“Anímense unos a otros con salmos, himnos y canciones espirituales. Canten y alaben al Señor con el corazón…”
Alabar a Dios genuinamente es una expresión externa de su obra en tu vida. Efesios 5:18 (el versículo anterior) te ordena que seas lleno del Espíritu Santo. El versículo 19 muestra que tu acto de alabanza es el resultado directo de su presencia.
Como los versículos de éste capítulo nos dicen: cuando Dios llena toda tu vida, él brilla eliminando, no sólo tu propia oscuridad, sino también la que hay en las vidas de los que te rodean. La lectura de este capítulo revelará lo que Dios desea que evites en tu vida. Cuando te comprometes a vivir correctamente, evitas las trampas de este mundo. En este contexto, nuestra alabanza a Dios es una expresión de gratitud por salvarnos y por lo que nos ha ayudado a evitar.
Tu grupo pequeño tiene una deuda de alabanza con Dios por la increíble obra que él ha hecho en sus vidas. La forma en la que se animan y motivan unos a otros es un resultado directo de su influencia en sus vidas. Alabarle juntos es una respuesta natural de tu gratitud.
Muchas personas pueden leer esto e inquietarse: “¿Voy a tener que cantar en público?” Puedes estar tranquilo porque es posible alabar en diferentes formas. Dar gloria a Dios puede consistir en contarle a otros como él te ha ayudado. También puedes alabar a Dios cantando palabras de alabanza a él. También podemos alabarle por medio de la oración de gratitud. Sin embargo, tú eres quien elige cómo dar gracias a Dios. Si bien hacerlo juntos es un ministerio para Dios, también es un testimonio para otros que necesitan su ayuda.
Finalmente, nunca te niegues a alabar a Dios. Los corazones que han sido verdaderamente transformados por él no pueden más que fluir con gratitud. Si la suprimes, él no recibe la gloria que merece y tú comenzarás a quedarte con el crédito de todo lo que él ha hecho en tu vida.

- **Datos extraídos**

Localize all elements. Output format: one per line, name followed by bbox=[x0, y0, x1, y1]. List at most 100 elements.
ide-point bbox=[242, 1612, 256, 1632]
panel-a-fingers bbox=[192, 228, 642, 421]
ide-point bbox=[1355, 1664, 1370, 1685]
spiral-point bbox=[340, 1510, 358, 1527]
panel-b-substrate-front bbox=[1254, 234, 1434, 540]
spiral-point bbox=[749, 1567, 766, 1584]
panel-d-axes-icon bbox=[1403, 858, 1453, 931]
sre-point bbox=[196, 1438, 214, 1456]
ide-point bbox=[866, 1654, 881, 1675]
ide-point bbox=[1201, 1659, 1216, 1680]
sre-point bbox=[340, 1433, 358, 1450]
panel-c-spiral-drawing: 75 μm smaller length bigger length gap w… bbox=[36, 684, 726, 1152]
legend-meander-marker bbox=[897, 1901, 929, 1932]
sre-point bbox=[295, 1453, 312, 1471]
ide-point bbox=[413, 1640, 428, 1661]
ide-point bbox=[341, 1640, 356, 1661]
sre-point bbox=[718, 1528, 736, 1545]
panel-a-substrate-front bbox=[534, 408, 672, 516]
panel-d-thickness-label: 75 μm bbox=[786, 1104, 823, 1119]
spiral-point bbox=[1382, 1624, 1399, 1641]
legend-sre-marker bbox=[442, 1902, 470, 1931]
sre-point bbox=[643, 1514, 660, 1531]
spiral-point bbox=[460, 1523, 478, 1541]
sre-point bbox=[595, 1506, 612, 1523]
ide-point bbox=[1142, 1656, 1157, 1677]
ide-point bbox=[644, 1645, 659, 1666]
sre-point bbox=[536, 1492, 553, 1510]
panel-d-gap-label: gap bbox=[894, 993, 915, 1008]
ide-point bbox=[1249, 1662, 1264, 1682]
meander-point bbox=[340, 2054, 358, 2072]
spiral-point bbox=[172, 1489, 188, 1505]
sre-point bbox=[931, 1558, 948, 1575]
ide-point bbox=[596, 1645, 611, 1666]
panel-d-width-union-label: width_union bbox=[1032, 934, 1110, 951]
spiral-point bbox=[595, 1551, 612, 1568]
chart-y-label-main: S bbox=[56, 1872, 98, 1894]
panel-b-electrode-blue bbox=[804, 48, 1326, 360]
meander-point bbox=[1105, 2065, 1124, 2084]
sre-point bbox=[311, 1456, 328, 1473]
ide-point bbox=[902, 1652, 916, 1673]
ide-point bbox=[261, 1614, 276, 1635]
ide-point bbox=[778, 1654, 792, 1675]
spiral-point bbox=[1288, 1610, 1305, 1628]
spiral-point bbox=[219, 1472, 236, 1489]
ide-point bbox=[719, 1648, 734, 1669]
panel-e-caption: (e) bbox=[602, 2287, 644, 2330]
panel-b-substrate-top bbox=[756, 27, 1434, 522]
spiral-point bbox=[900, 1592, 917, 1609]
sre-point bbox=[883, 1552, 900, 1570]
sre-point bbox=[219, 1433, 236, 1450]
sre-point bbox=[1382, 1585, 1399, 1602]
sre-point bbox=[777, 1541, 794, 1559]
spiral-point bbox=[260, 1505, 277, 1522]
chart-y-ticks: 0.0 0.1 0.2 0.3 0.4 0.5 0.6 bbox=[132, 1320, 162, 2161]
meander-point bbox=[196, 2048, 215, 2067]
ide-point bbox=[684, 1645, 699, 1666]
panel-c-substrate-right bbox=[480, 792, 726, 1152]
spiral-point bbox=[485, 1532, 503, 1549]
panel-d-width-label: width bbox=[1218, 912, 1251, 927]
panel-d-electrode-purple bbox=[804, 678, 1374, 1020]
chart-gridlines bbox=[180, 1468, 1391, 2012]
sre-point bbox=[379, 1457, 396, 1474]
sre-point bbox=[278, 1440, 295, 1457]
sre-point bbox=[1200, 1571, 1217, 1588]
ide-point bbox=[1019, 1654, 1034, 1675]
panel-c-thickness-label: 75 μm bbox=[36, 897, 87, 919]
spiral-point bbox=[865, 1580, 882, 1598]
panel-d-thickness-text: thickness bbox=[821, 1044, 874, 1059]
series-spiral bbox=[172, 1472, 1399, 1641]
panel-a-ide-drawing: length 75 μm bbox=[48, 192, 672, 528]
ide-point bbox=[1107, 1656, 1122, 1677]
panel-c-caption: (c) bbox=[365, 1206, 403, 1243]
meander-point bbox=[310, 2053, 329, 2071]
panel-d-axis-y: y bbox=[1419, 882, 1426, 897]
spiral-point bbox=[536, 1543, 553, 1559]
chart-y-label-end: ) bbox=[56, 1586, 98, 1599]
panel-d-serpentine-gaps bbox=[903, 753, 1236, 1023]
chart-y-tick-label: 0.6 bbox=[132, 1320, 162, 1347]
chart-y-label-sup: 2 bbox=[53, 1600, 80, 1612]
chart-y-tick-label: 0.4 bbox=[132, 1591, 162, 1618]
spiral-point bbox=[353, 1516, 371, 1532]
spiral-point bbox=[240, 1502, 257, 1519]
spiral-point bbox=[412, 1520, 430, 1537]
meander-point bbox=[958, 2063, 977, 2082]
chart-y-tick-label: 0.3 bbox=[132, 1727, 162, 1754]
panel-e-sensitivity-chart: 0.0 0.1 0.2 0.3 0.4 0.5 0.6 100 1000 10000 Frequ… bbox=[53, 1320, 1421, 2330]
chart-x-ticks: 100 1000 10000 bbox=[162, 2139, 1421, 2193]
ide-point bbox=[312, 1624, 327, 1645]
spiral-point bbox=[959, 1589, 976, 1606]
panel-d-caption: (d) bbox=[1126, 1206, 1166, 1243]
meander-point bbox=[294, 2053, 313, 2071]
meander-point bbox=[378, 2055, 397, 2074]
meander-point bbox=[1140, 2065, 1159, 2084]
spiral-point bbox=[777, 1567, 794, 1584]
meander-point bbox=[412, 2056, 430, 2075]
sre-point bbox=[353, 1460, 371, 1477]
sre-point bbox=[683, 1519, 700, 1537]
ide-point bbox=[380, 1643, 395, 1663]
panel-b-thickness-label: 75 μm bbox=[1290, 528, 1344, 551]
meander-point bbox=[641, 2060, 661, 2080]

- **Preguntas por responder**
(A) Imprime el pasaje del texto sobre la alabanza a Dios que va desde "Como los versículos" hasta "ayudado a evitar.", ambos incluidos.
(B) Según la cita inicial del texto sobre la alabanza a Dios, enumera todas las cosas con las que se pide animarse unos a otros.
(C) Traduce al inglés esta oración del texto sobre la alabanza a Dios: "Puedes estar tranquilo porque es posible alabar en diferentes formas."
Para responder, usa únicamente el texto sobre la alabanza a Dios.

- **Respuestas**
(A)
Como los versículos de éste capítulo nos dicen: cuando Dios llena toda tu vida, él brilla eliminando, no sólo tu propia oscuridad, sino también la que hay en las vidas de los que te rodean. La lectura de este capítulo revelará lo que Dios desea que evites en tu vida. Cuando te comprometes a vivir correctamente, evitas las trampas de este mundo. En este contexto, nuestra alabanza a Dios es una expresión de gratitud por salvarnos y por lo que nos ha ayudado a evitar.

(B) Salmos, himnos y canciones espirituales.

(C) You can rest easy because it is possible to praise in different ways.